#### RECORD LIST:
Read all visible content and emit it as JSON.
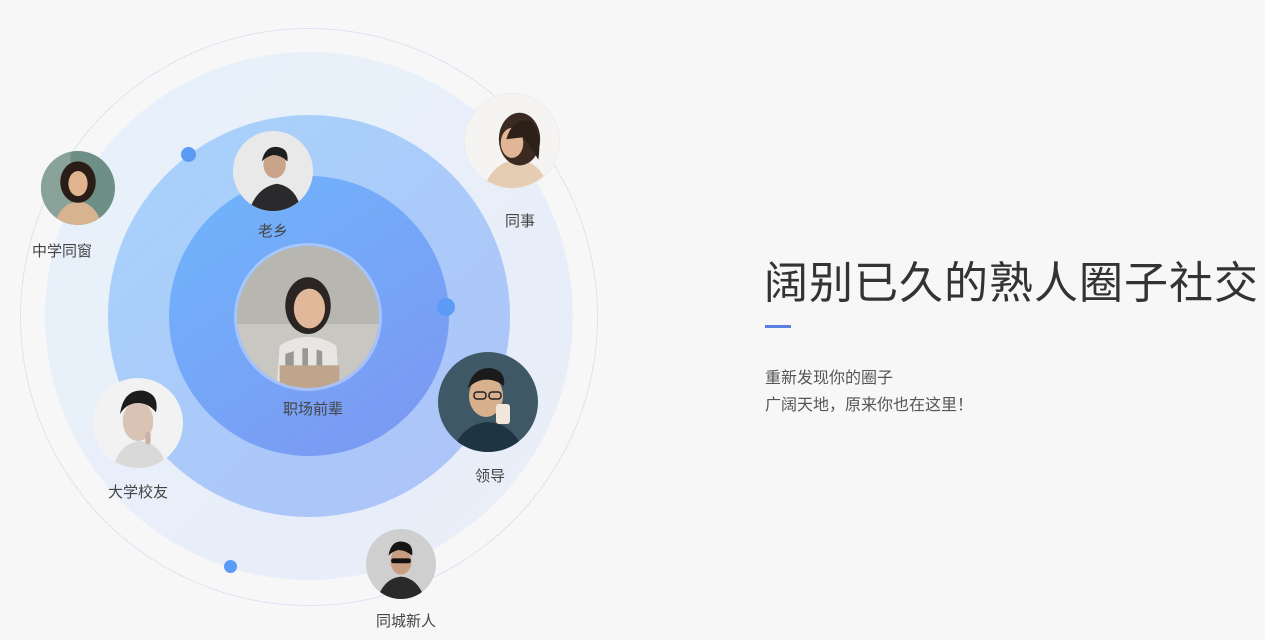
{
  "headline": "阔别已久的熟人圈子社交",
  "subtitle_line1": "重新发现你的圈子",
  "subtitle_line2": "广阔天地，原来你也在这里！",
  "labels": {
    "center": "职场前辈",
    "hometown": "老乡",
    "coworker": "同事",
    "middle_school": "中学同窗",
    "university": "大学校友",
    "leader": "领导",
    "new_in_city": "同城新人"
  },
  "colors": {
    "accent": "#5b7fe0",
    "dot": "#5b9bf6"
  }
}
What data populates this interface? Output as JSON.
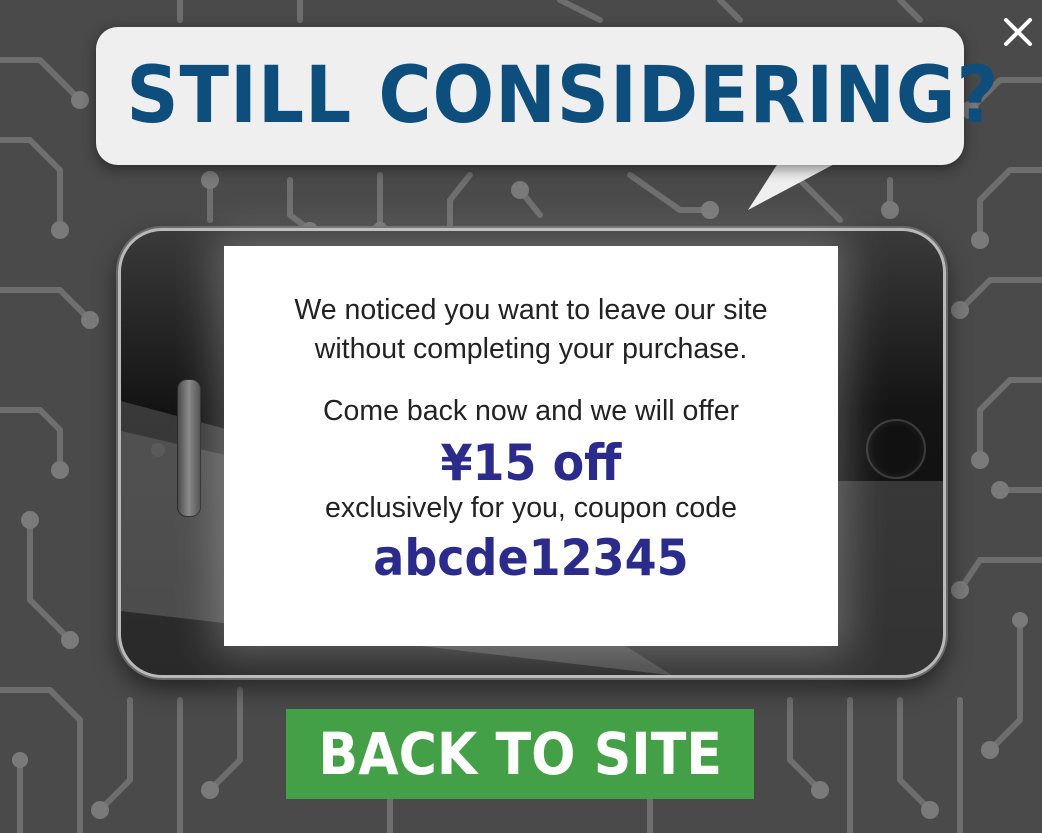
{
  "popup": {
    "headline": "STILL CONSIDERING?",
    "message_line1": "We noticed you want to leave our site",
    "message_line2": "without completing your purchase.",
    "offer_line": "Come back now and we will offer",
    "discount": "¥15 off",
    "coupon_line": "exclusively for you, coupon code",
    "coupon_code": "abcde12345",
    "back_button": "BACK TO SITE",
    "close_icon": "close-icon"
  },
  "colors": {
    "headline": "#0e4e7c",
    "highlight": "#2b2b8c",
    "button": "#43a047",
    "background": "#4a4a4a",
    "bubble": "#efefef"
  }
}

#### WHAT THE TASK ASKS:
Images must not appear in the copy; reproduce everything else in the records verbatim.

#### WORKED ANSWER:
Read all visible content and emit it as JSON.
{
  "headline": "阔别已久的熟人圈子社交",
  "subtitle_line1": "重新发现你的圈子",
  "subtitle_line2": "广阔天地，原来你也在这里！",
  "labels": {
    "center": "职场前辈",
    "hometown": "老乡",
    "coworker": "同事",
    "middle_school": "中学同窗",
    "university": "大学校友",
    "leader": "领导",
    "new_in_city": "同城新人"
  },
  "colors": {
    "accent": "#5b7fe0",
    "dot": "#5b9bf6"
  }
}
What data populates this interface? Output as JSON.
{
  "popup": {
    "headline": "STILL CONSIDERING?",
    "message_line1": "We noticed you want to leave our site",
    "message_line2": "without completing your purchase.",
    "offer_line": "Come back now and we will offer",
    "discount": "¥15 off",
    "coupon_line": "exclusively for you, coupon code",
    "coupon_code": "abcde12345",
    "back_button": "BACK TO SITE",
    "close_icon": "close-icon"
  },
  "colors": {
    "headline": "#0e4e7c",
    "highlight": "#2b2b8c",
    "button": "#43a047",
    "background": "#4a4a4a",
    "bubble": "#efefef"
  }
}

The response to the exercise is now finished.